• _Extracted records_
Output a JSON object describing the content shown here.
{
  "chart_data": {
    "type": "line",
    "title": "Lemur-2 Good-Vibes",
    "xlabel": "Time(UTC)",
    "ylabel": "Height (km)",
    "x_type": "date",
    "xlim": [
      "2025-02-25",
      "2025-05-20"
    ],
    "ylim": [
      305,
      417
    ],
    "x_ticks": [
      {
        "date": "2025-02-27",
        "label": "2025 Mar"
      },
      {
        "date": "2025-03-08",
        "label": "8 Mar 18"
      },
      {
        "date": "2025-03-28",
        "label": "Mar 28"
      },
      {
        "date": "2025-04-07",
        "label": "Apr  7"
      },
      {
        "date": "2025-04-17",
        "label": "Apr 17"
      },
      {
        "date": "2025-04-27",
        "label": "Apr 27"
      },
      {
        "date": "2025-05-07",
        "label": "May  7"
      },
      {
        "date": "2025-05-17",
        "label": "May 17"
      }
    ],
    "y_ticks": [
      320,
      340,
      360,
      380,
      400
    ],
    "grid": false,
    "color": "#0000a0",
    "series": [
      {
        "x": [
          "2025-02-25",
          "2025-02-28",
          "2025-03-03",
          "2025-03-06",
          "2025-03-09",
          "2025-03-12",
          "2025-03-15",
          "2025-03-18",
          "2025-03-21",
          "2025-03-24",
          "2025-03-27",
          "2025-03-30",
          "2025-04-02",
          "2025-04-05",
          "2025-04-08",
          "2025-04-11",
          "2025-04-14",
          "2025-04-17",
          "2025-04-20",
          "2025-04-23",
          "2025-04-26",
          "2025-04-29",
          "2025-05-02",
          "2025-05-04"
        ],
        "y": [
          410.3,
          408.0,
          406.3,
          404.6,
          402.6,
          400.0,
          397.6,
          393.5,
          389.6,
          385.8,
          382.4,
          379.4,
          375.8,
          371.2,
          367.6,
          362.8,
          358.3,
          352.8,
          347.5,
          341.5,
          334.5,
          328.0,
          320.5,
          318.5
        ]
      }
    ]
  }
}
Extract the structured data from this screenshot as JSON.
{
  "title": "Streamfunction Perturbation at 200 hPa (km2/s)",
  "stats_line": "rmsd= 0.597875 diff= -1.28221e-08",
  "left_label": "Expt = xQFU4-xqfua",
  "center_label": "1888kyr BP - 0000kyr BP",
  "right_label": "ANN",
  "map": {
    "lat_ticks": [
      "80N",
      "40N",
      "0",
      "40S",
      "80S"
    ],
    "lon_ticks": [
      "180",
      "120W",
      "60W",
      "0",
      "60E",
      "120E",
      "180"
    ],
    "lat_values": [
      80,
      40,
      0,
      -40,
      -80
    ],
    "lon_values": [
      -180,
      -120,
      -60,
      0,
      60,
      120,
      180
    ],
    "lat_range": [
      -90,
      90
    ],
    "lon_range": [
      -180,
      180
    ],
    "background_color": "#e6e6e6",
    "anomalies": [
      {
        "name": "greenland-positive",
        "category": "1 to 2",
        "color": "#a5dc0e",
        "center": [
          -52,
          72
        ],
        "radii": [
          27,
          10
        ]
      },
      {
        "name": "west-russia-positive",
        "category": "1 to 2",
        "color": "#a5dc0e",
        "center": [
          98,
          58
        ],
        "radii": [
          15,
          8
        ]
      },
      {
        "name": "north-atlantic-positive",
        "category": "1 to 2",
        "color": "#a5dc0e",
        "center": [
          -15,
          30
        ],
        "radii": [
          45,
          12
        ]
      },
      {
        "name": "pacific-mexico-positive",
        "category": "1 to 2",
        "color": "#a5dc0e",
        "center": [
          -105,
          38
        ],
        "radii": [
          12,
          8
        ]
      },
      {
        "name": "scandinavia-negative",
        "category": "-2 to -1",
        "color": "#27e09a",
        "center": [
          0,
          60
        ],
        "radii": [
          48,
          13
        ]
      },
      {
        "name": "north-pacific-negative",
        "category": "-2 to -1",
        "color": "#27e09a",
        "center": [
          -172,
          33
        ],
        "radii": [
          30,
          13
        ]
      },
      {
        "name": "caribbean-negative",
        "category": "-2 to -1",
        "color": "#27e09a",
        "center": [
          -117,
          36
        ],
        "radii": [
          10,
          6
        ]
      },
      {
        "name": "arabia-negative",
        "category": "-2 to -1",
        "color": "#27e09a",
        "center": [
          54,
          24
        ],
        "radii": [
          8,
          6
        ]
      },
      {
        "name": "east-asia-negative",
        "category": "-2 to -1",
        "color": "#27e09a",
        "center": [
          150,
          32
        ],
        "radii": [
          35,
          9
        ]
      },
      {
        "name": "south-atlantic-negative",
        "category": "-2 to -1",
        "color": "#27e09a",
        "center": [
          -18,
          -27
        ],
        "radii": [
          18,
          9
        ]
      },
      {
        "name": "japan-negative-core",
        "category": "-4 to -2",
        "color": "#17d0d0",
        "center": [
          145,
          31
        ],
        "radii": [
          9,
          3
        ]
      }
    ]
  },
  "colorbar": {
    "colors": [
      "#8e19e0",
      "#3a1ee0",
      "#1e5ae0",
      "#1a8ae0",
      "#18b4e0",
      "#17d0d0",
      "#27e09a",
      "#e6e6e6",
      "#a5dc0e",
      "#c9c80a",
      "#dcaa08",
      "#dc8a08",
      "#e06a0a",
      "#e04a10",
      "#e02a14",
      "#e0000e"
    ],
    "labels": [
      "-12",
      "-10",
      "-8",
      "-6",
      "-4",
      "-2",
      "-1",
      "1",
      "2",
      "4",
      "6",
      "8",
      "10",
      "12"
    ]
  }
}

• _Exercise directions_
Set out every line from the material that contains the string "north".

• _Full response_
        "name": "north-atlantic-positive",
        "name": "north-pacific-negative",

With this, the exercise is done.